• **What to do**:
Transcribe the whole listing without a single picture.

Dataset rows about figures
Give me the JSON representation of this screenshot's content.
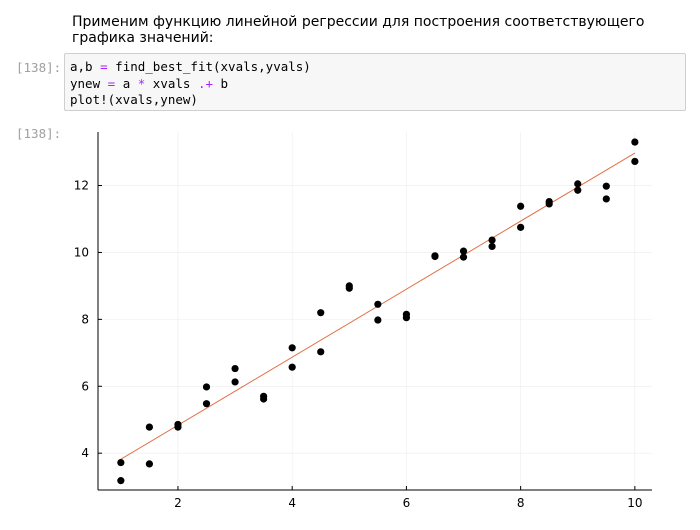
{
  "markdown_text": "Применим функцию линейной регрессии для построения соответствующего графика значений:",
  "input_prompt": "[138]:",
  "output_prompt": "[138]:",
  "code_lines": [
    [
      {
        "t": "a,b ",
        "c": ""
      },
      {
        "t": "=",
        "c": "op"
      },
      {
        "t": " find_best_fit(xvals,yvals)",
        "c": ""
      }
    ],
    [
      {
        "t": "ynew ",
        "c": ""
      },
      {
        "t": "=",
        "c": "op"
      },
      {
        "t": " a ",
        "c": ""
      },
      {
        "t": "*",
        "c": "op"
      },
      {
        "t": " xvals ",
        "c": ""
      },
      {
        "t": ".+",
        "c": "op"
      },
      {
        "t": " b",
        "c": ""
      }
    ],
    [
      {
        "t": "plot!(xvals,ynew)",
        "c": ""
      }
    ]
  ],
  "colors": {
    "points": "#000000",
    "fit_line": "#e26f46",
    "grid": "#ececec"
  },
  "chart_data": {
    "type": "scatter",
    "xlim": [
      0.6,
      10.3
    ],
    "ylim": [
      2.9,
      13.6
    ],
    "xticks": [
      2,
      4,
      6,
      8,
      10
    ],
    "yticks": [
      4,
      6,
      8,
      10,
      12
    ],
    "grid": true,
    "legend": "none",
    "series": [
      {
        "type": "scatter",
        "points": [
          [
            1.0,
            3.72
          ],
          [
            1.0,
            3.18
          ],
          [
            1.5,
            4.78
          ],
          [
            1.5,
            3.68
          ],
          [
            2.0,
            4.86
          ],
          [
            2.0,
            4.78
          ],
          [
            2.5,
            5.98
          ],
          [
            2.5,
            5.48
          ],
          [
            3.0,
            6.53
          ],
          [
            3.0,
            6.13
          ],
          [
            3.5,
            5.7
          ],
          [
            3.5,
            5.62
          ],
          [
            4.0,
            7.15
          ],
          [
            4.0,
            6.57
          ],
          [
            4.5,
            8.2
          ],
          [
            4.5,
            7.03
          ],
          [
            5.0,
            9.0
          ],
          [
            5.0,
            8.93
          ],
          [
            5.5,
            8.45
          ],
          [
            5.5,
            7.98
          ],
          [
            6.0,
            8.15
          ],
          [
            6.0,
            8.05
          ],
          [
            6.5,
            9.9
          ],
          [
            6.5,
            9.88
          ],
          [
            7.0,
            10.04
          ],
          [
            7.0,
            9.86
          ],
          [
            7.5,
            10.37
          ],
          [
            7.5,
            10.18
          ],
          [
            8.0,
            11.38
          ],
          [
            8.0,
            10.75
          ],
          [
            8.5,
            11.52
          ],
          [
            8.5,
            11.45
          ],
          [
            9.0,
            12.05
          ],
          [
            9.0,
            11.86
          ],
          [
            9.5,
            11.98
          ],
          [
            9.5,
            11.6
          ],
          [
            10.0,
            13.3
          ],
          [
            10.0,
            12.72
          ]
        ]
      },
      {
        "type": "line",
        "points": [
          [
            1.0,
            3.82
          ],
          [
            10.0,
            12.97
          ]
        ]
      }
    ]
  }
}
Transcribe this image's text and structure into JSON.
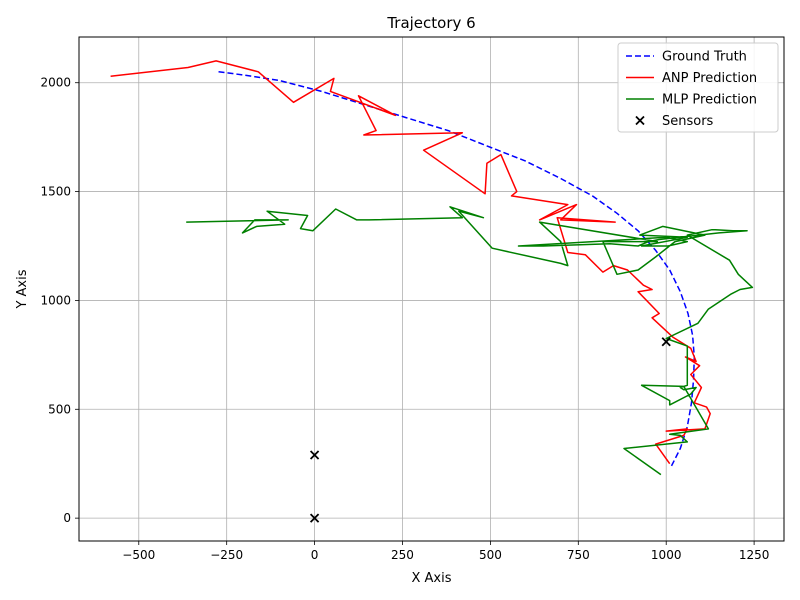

• **Answer to this task**:
Give me the JSON representation of this screenshot's content.
{
  "markdown_text": "Применим функцию линейной регрессии для построения соответствующего графика значений:",
  "input_prompt": "[138]:",
  "output_prompt": "[138]:",
  "code_lines": [
    [
      {
        "t": "a,b ",
        "c": ""
      },
      {
        "t": "=",
        "c": "op"
      },
      {
        "t": " find_best_fit(xvals,yvals)",
        "c": ""
      }
    ],
    [
      {
        "t": "ynew ",
        "c": ""
      },
      {
        "t": "=",
        "c": "op"
      },
      {
        "t": " a ",
        "c": ""
      },
      {
        "t": "*",
        "c": "op"
      },
      {
        "t": " xvals ",
        "c": ""
      },
      {
        "t": ".+",
        "c": "op"
      },
      {
        "t": " b",
        "c": ""
      }
    ],
    [
      {
        "t": "plot!(xvals,ynew)",
        "c": ""
      }
    ]
  ],
  "colors": {
    "points": "#000000",
    "fit_line": "#e26f46",
    "grid": "#ececec"
  },
  "chart_data": {
    "type": "scatter",
    "xlim": [
      0.6,
      10.3
    ],
    "ylim": [
      2.9,
      13.6
    ],
    "xticks": [
      2,
      4,
      6,
      8,
      10
    ],
    "yticks": [
      4,
      6,
      8,
      10,
      12
    ],
    "grid": true,
    "legend": "none",
    "series": [
      {
        "type": "scatter",
        "points": [
          [
            1.0,
            3.72
          ],
          [
            1.0,
            3.18
          ],
          [
            1.5,
            4.78
          ],
          [
            1.5,
            3.68
          ],
          [
            2.0,
            4.86
          ],
          [
            2.0,
            4.78
          ],
          [
            2.5,
            5.98
          ],
          [
            2.5,
            5.48
          ],
          [
            3.0,
            6.53
          ],
          [
            3.0,
            6.13
          ],
          [
            3.5,
            5.7
          ],
          [
            3.5,
            5.62
          ],
          [
            4.0,
            7.15
          ],
          [
            4.0,
            6.57
          ],
          [
            4.5,
            8.2
          ],
          [
            4.5,
            7.03
          ],
          [
            5.0,
            9.0
          ],
          [
            5.0,
            8.93
          ],
          [
            5.5,
            8.45
          ],
          [
            5.5,
            7.98
          ],
          [
            6.0,
            8.15
          ],
          [
            6.0,
            8.05
          ],
          [
            6.5,
            9.9
          ],
          [
            6.5,
            9.88
          ],
          [
            7.0,
            10.04
          ],
          [
            7.0,
            9.86
          ],
          [
            7.5,
            10.37
          ],
          [
            7.5,
            10.18
          ],
          [
            8.0,
            11.38
          ],
          [
            8.0,
            10.75
          ],
          [
            8.5,
            11.52
          ],
          [
            8.5,
            11.45
          ],
          [
            9.0,
            12.05
          ],
          [
            9.0,
            11.86
          ],
          [
            9.5,
            11.98
          ],
          [
            9.5,
            11.6
          ],
          [
            10.0,
            13.3
          ],
          [
            10.0,
            12.72
          ]
        ]
      },
      {
        "type": "line",
        "points": [
          [
            1.0,
            3.82
          ],
          [
            10.0,
            12.97
          ]
        ]
      }
    ]
  }
}
Transcribe this image's text and structure into JSON.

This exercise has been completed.